- O que se pede: Prossiga o texto sobre a preparação do golpe de estado na Guiné-Conacri, começando logo após a última frase apresentada.

- Texto da página:

▽

Realizam-se várias reuniões na Europa.

Alpoim Cakvão desloca-se à Suíça a fim de participar numa dessas reuniões. A ela compareceu também Jean Marie Doré, primeiro e principal candidato a Presidente após o golpe de estado.
Doré esteve quase a ser aceite para o cargo, no entanto viria a ser posto de lado em virtude da sua conduta moral (...).

É então designado para Presidente o Coronel Diallou (ex-sargento do exército francês) pois oferecia maiores garantias que o anterior.

Escolhido o novo gorverno havia que arranjar os executores do golpe de estado.
Paralelamente às negociações com os políticos, os serviços secretos estabeleceram contactos com mercenários e refugiados da Guiné-Conacry que se encontravam em países fronteiriços.
Duas camadas de refugiados foram recrutadas: os dissidentes por motivos ideológicos e políticos e os que apenas tinham motivos raciais.

Uma vez contactado um número bastante elevado de indivíduos, navios de guerra portugueses foram às águas territoriais de vários países vizinhos, nomeadamente à Gâmbia e Serra Leoa, durante a noite, buscar grupos de indivíduos recrutados pelos contactos locais da PIDE, dispostos a participar no golpe. Uma vez recolhidos pelos navios da Armada Portuguesa foram transportados para a ilha de Soga no arquipélago de Bijagós, onde seriam treinados por um grupo de oficiais portugueses, à frente dos quais estava o Comandante Rebordão de Brito."(*)

△

- Dados fornecidos:

▽

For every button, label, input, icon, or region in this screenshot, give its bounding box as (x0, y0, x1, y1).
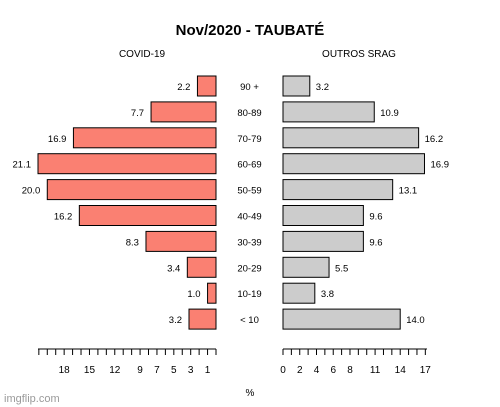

△

- Resposta:
Anteriormente, com vários meses de antecedência, haviam sido construídas instalações para albergar este pessoal.
 
Esta ilha de Soga foi escolhida por se ter considerado ser um lugar bastante discreto onde se podia realizar o treino do pessoal sem dar nas vistas. Na ilha de Soga vieram juntar-se aos mercenários e dissidentes de Sekou Touré, num total de 200 homens, mais 220 militares do Exército e Marinha Portugueses.

"A invasão de Conacry veio a receber o nome de código de «Operação Mar Verde».
Esta operação foi planeada com mais de um ano de antecedência e para ela contribuiram investimentos estrangeiros.
O ojectivo político da operação era a substituição do regime de Sekou Touré por um regime não favorável ao PAIGC e simultâneamente favorável às multinacionais e aos interesses estrangeiros na Guiné Conacry."
(*)

E favorável aos interesses de Portugal com interdição das actividades do PAIGC. Os objectivos militares da operação eram os seguintes, de acordo com uma entrevista dada ao Diário de Notícias, em 22 de Novembro de 2000, por Alpoim Calvão:

Em primeiro lugar destruir o Quartel-General Central do PAIGC. Não se tratava de eliminar os seus dirigentes, mas aprisioná-los se possível. Em segundo lugar libertar os prisioneiros portugueses que se encontravam em Conacry.


Em terceiro lugar destruir as vedetas e embarcações do PAIGC e da República da Guiné que estivessem no Porto de Conacry.
 
O quarto objectivo militar era a neutralização da aviação que se encontrasse no aeroporto.
Finalmente, o quinto e último objectivo da Operação Mar Verde era proporcionar o desembarque em Conacry dos elementos do "Front National de Liberation", opositores de Sekou Touré, que acompanhavam os portugueses na referida operação.


Durante a tarde do dia 20 de Novembro de 1970, o General António de Spínola, acompanhado do Comandante Alpoim Calvão, Capitão Almeida Bruno e Luciano Bastos, na altura Comandante Naval da Guiné, dirige-se à ilha de Soga, onde a bordo de um dos navios faz uma exortação aos Comandos Africanos, com viata à acção que iriam empreender.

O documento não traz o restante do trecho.